** EXERCISE OBJECTIVE **
In the limit problem below, what value is listed as option (a)?

Question: Find the limit of given sum of a series \(\underset{n\to \infty }{\mathop{\lim }}\,\dfrac{{{1}^{99}}...

Question

Find the limit of given sum of a series $\underset{n\to \infty }{\mathop{\lim }}\,\dfrac{{{1}^{99}}+{{2}^{99}}+\ldots +{{n}^{99}}}{{{n}^{100}}}=$
(a) $\dfrac{1}{100}$
(b) $3$
(c) $\dfrac{1}{3}$
(d) $1$

Answer 1

Solution

Hint: Here we find the sum of first natural numbers to power , then use some algebraic operation and also take the help of limit properties to solve the given problem.

** DATA EXTRACTS **
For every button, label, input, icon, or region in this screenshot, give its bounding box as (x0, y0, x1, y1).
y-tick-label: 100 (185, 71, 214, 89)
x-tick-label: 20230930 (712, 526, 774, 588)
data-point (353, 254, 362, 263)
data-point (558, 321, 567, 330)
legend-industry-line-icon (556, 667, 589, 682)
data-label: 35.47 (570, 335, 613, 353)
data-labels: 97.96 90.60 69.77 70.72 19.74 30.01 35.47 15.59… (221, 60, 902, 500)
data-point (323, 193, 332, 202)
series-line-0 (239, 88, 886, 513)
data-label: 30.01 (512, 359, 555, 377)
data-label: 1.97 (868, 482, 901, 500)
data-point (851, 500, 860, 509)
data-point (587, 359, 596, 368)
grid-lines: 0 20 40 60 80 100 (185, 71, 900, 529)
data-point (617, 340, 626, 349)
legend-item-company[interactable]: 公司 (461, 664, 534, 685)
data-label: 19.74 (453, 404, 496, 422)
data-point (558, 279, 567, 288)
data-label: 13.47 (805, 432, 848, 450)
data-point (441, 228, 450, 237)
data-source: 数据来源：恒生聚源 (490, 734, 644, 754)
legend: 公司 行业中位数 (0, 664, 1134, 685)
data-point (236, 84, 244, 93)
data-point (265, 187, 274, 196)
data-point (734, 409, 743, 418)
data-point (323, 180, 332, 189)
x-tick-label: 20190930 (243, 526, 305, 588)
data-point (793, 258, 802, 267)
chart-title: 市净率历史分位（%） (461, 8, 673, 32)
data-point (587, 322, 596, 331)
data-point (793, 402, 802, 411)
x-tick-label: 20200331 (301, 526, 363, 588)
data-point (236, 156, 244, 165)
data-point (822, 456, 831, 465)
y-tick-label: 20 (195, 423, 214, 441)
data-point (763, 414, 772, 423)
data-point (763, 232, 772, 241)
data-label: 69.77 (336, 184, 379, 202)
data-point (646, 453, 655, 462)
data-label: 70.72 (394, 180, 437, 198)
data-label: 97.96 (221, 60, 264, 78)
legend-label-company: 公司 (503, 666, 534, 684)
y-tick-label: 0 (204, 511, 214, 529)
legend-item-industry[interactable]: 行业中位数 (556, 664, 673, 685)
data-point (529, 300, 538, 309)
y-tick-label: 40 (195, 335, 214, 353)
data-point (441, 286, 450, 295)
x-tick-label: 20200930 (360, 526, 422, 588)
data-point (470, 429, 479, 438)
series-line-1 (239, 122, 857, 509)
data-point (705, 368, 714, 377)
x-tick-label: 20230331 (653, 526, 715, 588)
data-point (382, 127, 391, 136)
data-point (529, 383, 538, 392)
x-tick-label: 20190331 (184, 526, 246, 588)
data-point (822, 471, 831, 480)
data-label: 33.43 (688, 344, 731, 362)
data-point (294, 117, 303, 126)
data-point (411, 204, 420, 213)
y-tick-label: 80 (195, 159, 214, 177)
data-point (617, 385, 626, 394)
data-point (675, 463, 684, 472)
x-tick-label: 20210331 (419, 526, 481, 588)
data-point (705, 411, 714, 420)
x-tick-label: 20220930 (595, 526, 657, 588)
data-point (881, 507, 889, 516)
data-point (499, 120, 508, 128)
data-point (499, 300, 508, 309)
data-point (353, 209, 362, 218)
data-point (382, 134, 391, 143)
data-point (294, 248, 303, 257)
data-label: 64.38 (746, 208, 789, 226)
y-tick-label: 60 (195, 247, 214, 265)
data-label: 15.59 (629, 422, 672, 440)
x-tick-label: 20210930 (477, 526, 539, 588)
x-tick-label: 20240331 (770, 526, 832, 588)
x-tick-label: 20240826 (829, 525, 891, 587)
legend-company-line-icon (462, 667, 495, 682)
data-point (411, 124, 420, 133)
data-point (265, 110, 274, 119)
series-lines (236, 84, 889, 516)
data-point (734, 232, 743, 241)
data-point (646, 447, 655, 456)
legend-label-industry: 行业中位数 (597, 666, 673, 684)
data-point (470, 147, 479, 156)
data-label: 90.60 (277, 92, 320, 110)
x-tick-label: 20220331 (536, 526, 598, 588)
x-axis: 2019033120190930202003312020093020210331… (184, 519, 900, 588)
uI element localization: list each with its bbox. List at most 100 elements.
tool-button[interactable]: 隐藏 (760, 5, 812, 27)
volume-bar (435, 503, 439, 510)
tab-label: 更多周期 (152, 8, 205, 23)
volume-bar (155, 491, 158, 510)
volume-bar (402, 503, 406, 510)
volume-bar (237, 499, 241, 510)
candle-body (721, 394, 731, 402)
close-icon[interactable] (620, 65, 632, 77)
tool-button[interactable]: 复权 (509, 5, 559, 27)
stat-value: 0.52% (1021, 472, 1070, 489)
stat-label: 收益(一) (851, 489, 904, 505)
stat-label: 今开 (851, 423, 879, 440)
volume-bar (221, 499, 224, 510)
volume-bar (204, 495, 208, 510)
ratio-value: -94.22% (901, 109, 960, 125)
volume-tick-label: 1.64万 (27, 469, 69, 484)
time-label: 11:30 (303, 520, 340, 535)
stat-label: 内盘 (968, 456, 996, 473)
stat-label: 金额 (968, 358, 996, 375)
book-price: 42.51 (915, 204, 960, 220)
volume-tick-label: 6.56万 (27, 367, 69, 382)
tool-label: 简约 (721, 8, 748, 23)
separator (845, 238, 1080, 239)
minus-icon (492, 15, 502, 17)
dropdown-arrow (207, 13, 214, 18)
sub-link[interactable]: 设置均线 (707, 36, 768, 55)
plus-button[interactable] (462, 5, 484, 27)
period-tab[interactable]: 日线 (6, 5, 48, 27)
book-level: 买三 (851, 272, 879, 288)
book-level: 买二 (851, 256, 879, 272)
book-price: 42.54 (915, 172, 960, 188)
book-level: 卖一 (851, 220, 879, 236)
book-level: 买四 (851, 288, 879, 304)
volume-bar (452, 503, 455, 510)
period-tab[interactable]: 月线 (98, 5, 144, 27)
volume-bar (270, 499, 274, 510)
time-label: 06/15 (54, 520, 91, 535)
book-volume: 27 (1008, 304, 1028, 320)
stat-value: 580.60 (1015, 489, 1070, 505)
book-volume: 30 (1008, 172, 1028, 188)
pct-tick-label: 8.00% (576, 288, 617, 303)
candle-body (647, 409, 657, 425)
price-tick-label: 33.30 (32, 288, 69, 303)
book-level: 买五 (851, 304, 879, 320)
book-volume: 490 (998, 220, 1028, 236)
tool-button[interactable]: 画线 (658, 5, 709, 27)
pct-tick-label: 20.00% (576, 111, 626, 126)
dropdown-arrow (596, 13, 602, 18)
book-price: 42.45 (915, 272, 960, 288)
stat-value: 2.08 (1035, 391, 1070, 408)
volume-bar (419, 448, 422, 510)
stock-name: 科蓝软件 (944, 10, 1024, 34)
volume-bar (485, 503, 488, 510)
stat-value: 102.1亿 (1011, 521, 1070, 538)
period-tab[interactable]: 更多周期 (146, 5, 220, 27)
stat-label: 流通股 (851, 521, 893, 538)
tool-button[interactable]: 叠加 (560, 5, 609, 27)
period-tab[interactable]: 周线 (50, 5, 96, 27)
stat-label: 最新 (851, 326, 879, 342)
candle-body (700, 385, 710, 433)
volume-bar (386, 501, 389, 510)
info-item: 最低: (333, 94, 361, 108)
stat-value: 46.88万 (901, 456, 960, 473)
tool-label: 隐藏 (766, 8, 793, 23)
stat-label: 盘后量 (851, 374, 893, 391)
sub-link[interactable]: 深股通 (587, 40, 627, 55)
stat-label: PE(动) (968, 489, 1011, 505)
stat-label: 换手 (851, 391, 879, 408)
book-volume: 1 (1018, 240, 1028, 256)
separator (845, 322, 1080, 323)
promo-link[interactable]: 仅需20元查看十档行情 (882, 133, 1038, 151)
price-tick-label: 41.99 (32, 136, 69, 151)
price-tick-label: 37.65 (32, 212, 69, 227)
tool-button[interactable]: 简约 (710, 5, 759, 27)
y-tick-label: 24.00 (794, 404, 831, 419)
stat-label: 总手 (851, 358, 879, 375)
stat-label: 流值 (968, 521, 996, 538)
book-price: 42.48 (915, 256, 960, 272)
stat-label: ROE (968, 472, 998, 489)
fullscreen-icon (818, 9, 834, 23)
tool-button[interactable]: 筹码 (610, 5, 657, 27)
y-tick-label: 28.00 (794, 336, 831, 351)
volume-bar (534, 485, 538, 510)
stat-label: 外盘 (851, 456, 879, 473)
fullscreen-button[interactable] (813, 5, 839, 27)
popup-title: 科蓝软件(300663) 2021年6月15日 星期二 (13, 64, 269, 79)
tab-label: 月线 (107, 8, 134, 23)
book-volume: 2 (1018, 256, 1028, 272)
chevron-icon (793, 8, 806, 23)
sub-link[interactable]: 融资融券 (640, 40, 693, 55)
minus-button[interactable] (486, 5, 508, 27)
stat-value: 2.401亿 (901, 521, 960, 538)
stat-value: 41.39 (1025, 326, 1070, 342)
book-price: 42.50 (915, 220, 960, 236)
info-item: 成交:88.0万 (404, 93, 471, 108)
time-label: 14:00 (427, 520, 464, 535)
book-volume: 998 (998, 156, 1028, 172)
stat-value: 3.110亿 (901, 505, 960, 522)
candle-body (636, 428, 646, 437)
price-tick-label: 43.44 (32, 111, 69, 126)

** EXERCISE RESULT **
1/100